(Data excerpts)
╭──
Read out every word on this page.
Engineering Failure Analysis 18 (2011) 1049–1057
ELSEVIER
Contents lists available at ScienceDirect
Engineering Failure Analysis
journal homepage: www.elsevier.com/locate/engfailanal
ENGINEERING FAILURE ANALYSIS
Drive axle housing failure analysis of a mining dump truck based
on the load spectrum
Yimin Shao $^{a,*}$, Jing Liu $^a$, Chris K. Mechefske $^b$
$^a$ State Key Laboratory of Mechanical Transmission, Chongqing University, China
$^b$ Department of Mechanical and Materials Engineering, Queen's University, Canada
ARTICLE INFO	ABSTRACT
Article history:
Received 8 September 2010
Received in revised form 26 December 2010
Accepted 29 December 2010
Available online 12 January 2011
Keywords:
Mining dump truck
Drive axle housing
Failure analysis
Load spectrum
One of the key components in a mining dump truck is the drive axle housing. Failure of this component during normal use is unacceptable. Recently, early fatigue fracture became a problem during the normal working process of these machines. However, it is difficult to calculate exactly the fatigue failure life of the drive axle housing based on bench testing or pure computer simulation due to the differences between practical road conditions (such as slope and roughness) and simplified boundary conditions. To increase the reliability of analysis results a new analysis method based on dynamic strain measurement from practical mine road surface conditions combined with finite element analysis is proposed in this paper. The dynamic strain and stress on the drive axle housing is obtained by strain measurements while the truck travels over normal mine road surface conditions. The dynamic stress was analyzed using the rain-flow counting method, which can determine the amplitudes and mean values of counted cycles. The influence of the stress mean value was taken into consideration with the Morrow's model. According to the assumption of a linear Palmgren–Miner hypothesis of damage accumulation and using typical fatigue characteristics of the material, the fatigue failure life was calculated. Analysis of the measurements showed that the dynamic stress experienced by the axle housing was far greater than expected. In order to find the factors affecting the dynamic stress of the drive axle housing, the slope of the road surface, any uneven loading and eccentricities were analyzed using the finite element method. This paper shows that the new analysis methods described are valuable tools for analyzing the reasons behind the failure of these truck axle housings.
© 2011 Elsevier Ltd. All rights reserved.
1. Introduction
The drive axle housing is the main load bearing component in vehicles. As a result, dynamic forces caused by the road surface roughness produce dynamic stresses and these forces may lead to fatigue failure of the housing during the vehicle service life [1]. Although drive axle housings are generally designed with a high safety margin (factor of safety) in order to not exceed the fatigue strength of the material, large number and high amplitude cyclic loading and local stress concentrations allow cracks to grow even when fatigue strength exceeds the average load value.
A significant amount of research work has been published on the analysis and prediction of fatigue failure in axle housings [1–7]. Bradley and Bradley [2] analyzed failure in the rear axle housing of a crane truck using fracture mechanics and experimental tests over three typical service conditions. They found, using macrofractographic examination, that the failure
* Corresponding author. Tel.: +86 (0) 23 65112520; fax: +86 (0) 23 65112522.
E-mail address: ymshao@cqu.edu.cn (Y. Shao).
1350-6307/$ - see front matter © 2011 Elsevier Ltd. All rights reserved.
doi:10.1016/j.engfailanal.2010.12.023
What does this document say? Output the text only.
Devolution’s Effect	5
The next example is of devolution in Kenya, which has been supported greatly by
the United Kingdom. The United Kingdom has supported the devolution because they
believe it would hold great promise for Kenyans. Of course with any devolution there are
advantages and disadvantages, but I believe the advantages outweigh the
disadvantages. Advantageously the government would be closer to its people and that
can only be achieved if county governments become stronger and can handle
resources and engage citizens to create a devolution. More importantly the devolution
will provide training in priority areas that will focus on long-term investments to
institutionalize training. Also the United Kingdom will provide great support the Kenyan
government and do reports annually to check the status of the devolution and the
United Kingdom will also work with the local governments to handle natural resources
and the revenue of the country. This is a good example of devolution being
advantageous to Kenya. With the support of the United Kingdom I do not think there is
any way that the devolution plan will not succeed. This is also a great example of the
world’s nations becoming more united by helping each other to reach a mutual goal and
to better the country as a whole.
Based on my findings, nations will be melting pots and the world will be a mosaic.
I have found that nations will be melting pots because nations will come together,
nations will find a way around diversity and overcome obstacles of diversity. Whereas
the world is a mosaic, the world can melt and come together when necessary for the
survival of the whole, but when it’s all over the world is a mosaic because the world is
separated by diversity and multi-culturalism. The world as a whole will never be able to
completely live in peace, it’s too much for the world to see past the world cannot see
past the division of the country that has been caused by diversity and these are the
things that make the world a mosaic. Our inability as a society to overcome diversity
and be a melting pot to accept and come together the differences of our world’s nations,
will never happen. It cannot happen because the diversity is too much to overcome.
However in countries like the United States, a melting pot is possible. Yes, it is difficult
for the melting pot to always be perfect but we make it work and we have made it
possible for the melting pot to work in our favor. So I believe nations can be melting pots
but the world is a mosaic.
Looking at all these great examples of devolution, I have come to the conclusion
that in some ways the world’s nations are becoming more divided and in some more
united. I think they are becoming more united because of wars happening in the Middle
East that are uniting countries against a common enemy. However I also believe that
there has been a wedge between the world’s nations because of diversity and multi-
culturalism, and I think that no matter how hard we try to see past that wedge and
╰──
**INSTRUCTION:**
Transcribe the whole listing exactly.

**REPLY:**
Read out every word on this page.
Engineering Failure Analysis 18 (2011) 1049–1057
ELSEVIER
Contents lists available at ScienceDirect
Engineering Failure Analysis
journal homepage: www.elsevier.com/locate/engfailanal
ENGINEERING FAILURE ANALYSIS
Drive axle housing failure analysis of a mining dump truck based
on the load spectrum
Yimin Shao $^{a,*}$, Jing Liu $^a$, Chris K. Mechefske $^b$
$^a$ State Key Laboratory of Mechanical Transmission, Chongqing University, China
$^b$ Department of Mechanical and Materials Engineering, Queen's University, Canada
ARTICLE INFO	ABSTRACT
Article history:
Received 8 September 2010
Received in revised form 26 December 2010
Accepted 29 December 2010
Available online 12 January 2011
Keywords:
Mining dump truck
Drive axle housing
Failure analysis
Load spectrum
One of the key components in a mining dump truck is the drive axle housing. Failure of this component during normal use is unacceptable. Recently, early fatigue fracture became a problem during the normal working process of these machines. However, it is difficult to calculate exactly the fatigue failure life of the drive axle housing based on bench testing or pure computer simulation due to the differences between practical road conditions (such as slope and roughness) and simplified boundary conditions. To increase the reliability of analysis results a new analysis method based on dynamic strain measurement from practical mine road surface conditions combined with finite element analysis is proposed in this paper. The dynamic strain and stress on the drive axle housing is obtained by strain measurements while the truck travels over normal mine road surface conditions. The dynamic stress was analyzed using the rain-flow counting method, which can determine the amplitudes and mean values of counted cycles. The influence of the stress mean value was taken into consideration with the Morrow's model. According to the assumption of a linear Palmgren–Miner hypothesis of damage accumulation and using typical fatigue characteristics of the material, the fatigue failure life was calculated. Analysis of the measurements showed that the dynamic stress experienced by the axle housing was far greater than expected. In order to find the factors affecting the dynamic stress of the drive axle housing, the slope of the road surface, any uneven loading and eccentricities were analyzed using the finite element method. This paper shows that the new analysis methods described are valuable tools for analyzing the reasons behind the failure of these truck axle housings.
© 2011 Elsevier Ltd. All rights reserved.
1. Introduction
The drive axle housing is the main load bearing component in vehicles. As a result, dynamic forces caused by the road surface roughness produce dynamic stresses and these forces may lead to fatigue failure of the housing during the vehicle service life [1]. Although drive axle housings are generally designed with a high safety margin (factor of safety) in order to not exceed the fatigue strength of the material, large number and high amplitude cyclic loading and local stress concentrations allow cracks to grow even when fatigue strength exceeds the average load value.
A significant amount of research work has been published on the analysis and prediction of fatigue failure in axle housings [1–7]. Bradley and Bradley [2] analyzed failure in the rear axle housing of a crane truck using fracture mechanics and experimental tests over three typical service conditions. They found, using macrofractographic examination, that the failure
* Corresponding author. Tel.: +86 (0) 23 65112520; fax: +86 (0) 23 65112522.
E-mail address: ymshao@cqu.edu.cn (Y. Shao).
1350-6307/$ - see front matter © 2011 Elsevier Ltd. All rights reserved.
doi:10.1016/j.engfailanal.2010.12.023
What does this document say? Output the text only.
Devolution’s Effect	5
The next example is of devolution in Kenya, which has been supported greatly by
the United Kingdom. The United Kingdom has supported the devolution because they
believe it would hold great promise for Kenyans. Of course with any devolution there are
advantages and disadvantages, but I believe the advantages outweigh the
disadvantages. Advantageously the government would be closer to its people and that
can only be achieved if county governments become stronger and can handle
resources and engage citizens to create a devolution. More importantly the devolution
will provide training in priority areas that will focus on long-term investments to
institutionalize training. Also the United Kingdom will provide great support the Kenyan
government and do reports annually to check the status of the devolution and the
United Kingdom will also work with the local governments to handle natural resources
and the revenue of the country. This is a good example of devolution being
advantageous to Kenya. With the support of the United Kingdom I do not think there is
any way that the devolution plan will not succeed. This is also a great example of the
world’s nations becoming more united by helping each other to reach a mutual goal and
to better the country as a whole.
Based on my findings, nations will be melting pots and the world will be a mosaic.
I have found that nations will be melting pots because nations will come together,
nations will find a way around diversity and overcome obstacles of diversity. Whereas
the world is a mosaic, the world can melt and come together when necessary for the
survival of the whole, but when it’s all over the world is a mosaic because the world is
separated by diversity and multi-culturalism. The world as a whole will never be able to
completely live in peace, it’s too much for the world to see past the world cannot see
past the division of the country that has been caused by diversity and these are the
things that make the world a mosaic. Our inability as a society to overcome diversity
and be a melting pot to accept and come together the differences of our world’s nations,
will never happen. It cannot happen because the diversity is too much to overcome.
However in countries like the United States, a melting pot is possible. Yes, it is difficult
for the melting pot to always be perfect but we make it work and we have made it
possible for the melting pot to work in our favor. So I believe nations can be melting pots
but the world is a mosaic.
Looking at all these great examples of devolution, I have come to the conclusion
that in some ways the world’s nations are becoming more divided and in some more
united. I think they are becoming more united because of wars happening in the Middle
East that are uniting countries against a common enemy. However I also believe that
there has been a wedge between the world’s nations because of diversity and multi-
culturalism, and I think that no matter how hard we try to see past that wedge and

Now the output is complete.